Written problem -
Using the listing below, please gather every line containing the word "plateau".

-------- Entries supplied

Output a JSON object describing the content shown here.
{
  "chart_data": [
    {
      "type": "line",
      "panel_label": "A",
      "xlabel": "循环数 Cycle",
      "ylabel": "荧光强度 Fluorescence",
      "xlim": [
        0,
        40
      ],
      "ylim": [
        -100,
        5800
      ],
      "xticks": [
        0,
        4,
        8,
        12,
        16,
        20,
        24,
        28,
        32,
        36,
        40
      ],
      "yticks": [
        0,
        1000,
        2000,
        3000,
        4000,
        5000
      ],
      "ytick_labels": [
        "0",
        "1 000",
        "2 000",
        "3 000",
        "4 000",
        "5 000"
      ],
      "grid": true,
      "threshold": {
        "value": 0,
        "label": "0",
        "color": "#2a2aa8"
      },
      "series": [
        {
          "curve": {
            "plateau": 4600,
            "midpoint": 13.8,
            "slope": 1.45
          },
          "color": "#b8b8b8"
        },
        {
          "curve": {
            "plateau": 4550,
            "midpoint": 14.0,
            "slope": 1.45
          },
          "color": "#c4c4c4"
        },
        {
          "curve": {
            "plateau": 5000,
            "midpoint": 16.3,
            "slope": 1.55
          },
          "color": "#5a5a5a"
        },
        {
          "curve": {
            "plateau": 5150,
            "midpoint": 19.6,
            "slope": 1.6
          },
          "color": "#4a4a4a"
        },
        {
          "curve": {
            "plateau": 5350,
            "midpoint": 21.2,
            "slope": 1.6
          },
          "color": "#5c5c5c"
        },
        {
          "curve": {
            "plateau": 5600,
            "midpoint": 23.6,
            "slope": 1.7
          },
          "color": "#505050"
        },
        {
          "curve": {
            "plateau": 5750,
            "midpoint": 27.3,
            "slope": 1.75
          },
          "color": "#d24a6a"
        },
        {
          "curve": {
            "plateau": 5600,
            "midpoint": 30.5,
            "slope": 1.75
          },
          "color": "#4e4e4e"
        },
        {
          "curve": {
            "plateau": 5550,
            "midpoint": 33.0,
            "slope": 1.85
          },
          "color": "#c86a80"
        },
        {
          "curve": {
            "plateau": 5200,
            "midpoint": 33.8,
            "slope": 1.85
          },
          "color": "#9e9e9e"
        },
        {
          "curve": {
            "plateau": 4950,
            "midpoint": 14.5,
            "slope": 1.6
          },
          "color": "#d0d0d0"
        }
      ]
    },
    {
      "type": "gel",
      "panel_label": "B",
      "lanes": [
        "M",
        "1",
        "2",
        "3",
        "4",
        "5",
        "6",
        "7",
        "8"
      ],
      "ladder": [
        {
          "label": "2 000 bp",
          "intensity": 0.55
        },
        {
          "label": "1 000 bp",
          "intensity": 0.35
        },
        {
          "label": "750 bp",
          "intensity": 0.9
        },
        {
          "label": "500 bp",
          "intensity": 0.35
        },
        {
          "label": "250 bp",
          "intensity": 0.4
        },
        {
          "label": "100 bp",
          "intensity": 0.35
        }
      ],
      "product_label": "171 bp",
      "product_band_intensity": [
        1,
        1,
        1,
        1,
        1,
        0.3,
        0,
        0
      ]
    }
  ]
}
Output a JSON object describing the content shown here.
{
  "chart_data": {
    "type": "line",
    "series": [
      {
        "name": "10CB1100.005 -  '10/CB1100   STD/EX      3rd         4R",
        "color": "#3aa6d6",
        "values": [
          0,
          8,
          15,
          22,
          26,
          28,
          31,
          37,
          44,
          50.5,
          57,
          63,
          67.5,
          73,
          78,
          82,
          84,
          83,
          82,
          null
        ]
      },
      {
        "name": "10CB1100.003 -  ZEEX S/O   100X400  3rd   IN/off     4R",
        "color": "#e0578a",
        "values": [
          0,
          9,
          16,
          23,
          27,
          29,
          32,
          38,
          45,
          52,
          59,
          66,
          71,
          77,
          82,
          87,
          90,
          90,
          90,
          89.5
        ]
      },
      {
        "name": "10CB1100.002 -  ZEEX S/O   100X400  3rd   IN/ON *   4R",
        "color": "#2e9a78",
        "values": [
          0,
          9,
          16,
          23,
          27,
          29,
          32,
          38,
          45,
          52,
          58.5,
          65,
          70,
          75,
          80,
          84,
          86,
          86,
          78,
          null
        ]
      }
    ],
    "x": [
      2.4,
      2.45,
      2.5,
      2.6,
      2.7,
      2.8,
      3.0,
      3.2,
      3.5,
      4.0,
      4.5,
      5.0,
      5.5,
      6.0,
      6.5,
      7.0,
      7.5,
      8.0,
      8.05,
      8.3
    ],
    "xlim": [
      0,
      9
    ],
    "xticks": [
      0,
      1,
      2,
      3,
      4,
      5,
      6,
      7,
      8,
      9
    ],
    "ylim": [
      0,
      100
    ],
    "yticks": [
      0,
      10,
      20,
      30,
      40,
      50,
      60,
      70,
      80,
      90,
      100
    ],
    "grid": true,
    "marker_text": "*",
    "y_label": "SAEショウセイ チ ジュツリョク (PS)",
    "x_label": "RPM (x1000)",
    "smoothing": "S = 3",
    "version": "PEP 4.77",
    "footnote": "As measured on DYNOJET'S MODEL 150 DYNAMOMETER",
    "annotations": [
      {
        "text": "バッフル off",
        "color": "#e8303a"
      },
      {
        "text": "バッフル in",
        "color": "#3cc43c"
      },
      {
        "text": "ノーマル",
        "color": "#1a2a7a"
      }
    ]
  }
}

----------------

Exercise response -
            "plateau": 4600,
            "plateau": 4550,
            "plateau": 5000,
            "plateau": 5150,
            "plateau": 5350,
            "plateau": 5600,
            "plateau": 5750,
            "plateau": 5600,
            "plateau": 5550,
            "plateau": 5200,
            "plateau": 4950,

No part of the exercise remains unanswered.